• Source material:
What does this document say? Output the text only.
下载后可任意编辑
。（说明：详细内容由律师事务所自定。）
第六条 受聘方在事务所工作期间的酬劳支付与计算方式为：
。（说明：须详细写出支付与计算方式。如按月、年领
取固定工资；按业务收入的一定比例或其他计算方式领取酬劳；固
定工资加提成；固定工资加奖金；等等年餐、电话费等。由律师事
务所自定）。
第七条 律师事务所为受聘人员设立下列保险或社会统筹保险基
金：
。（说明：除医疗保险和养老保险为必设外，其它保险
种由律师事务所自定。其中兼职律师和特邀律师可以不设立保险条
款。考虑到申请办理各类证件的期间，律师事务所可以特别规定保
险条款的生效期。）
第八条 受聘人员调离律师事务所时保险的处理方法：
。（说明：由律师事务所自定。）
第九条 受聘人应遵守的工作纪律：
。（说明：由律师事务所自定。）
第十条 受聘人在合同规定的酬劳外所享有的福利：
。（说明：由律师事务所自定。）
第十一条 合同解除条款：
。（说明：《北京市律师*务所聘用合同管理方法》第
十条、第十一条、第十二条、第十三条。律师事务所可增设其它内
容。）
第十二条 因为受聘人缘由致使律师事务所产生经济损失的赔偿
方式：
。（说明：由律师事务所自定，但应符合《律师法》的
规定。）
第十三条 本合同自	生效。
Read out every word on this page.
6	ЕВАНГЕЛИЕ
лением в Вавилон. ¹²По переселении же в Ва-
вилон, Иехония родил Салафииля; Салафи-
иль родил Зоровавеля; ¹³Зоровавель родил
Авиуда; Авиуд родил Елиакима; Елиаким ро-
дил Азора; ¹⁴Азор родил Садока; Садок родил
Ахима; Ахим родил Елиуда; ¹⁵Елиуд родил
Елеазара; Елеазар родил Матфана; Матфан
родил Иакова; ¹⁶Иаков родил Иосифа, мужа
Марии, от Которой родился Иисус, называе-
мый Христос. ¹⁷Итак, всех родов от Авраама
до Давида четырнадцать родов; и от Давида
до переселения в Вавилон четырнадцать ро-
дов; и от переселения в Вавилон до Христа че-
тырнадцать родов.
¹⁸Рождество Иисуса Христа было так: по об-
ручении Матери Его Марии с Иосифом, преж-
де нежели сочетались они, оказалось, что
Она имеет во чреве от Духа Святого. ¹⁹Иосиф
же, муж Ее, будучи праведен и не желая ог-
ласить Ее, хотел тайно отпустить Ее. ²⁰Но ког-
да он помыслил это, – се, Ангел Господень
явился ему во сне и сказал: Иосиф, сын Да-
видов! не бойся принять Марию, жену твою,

• Problem to solve: Write the data back out verbatim.

• Complete answer:
What does this document say? Output the text only.
下载后可任意编辑
。（说明：详细内容由律师事务所自定。）
第六条 受聘方在事务所工作期间的酬劳支付与计算方式为：
。（说明：须详细写出支付与计算方式。如按月、年领
取固定工资；按业务收入的一定比例或其他计算方式领取酬劳；固
定工资加提成；固定工资加奖金；等等年餐、电话费等。由律师事
务所自定）。
第七条 律师事务所为受聘人员设立下列保险或社会统筹保险基
金：
。（说明：除医疗保险和养老保险为必设外，其它保险
种由律师事务所自定。其中兼职律师和特邀律师可以不设立保险条
款。考虑到申请办理各类证件的期间，律师事务所可以特别规定保
险条款的生效期。）
第八条 受聘人员调离律师事务所时保险的处理方法：
。（说明：由律师事务所自定。）
第九条 受聘人应遵守的工作纪律：
。（说明：由律师事务所自定。）
第十条 受聘人在合同规定的酬劳外所享有的福利：
。（说明：由律师事务所自定。）
第十一条 合同解除条款：
。（说明：《北京市律师*务所聘用合同管理方法》第
十条、第十一条、第十二条、第十三条。律师事务所可增设其它内
容。）
第十二条 因为受聘人缘由致使律师事务所产生经济损失的赔偿
方式：
。（说明：由律师事务所自定，但应符合《律师法》的
规定。）
第十三条 本合同自	生效。
Read out every word on this page.
6	ЕВАНГЕЛИЕ
лением в Вавилон. ¹²По переселении же в Ва-
вилон, Иехония родил Салафииля; Салафи-
иль родил Зоровавеля; ¹³Зоровавель родил
Авиуда; Авиуд родил Елиакима; Елиаким ро-
дил Азора; ¹⁴Азор родил Садока; Садок родил
Ахима; Ахим родил Елиуда; ¹⁵Елиуд родил
Елеазара; Елеазар родил Матфана; Матфан
родил Иакова; ¹⁶Иаков родил Иосифа, мужа
Марии, от Которой родился Иисус, называе-
мый Христос. ¹⁷Итак, всех родов от Авраама
до Давида четырнадцать родов; и от Давида
до переселения в Вавилон четырнадцать ро-
дов; и от переселения в Вавилон до Христа че-
тырнадцать родов.
¹⁸Рождество Иисуса Христа было так: по об-
ручении Матери Его Марии с Иосифом, преж-
де нежели сочетались они, оказалось, что
Она имеет во чреве от Духа Святого. ¹⁹Иосиф
же, муж Ее, будучи праведен и не желая ог-
ласить Ее, хотел тайно отпустить Ее. ²⁰Но ког-
да он помыслил это, – се, Ангел Господень
явился ему во сне и сказал: Иосиф, сын Да-
видов! не бойся принять Марию, жену твою,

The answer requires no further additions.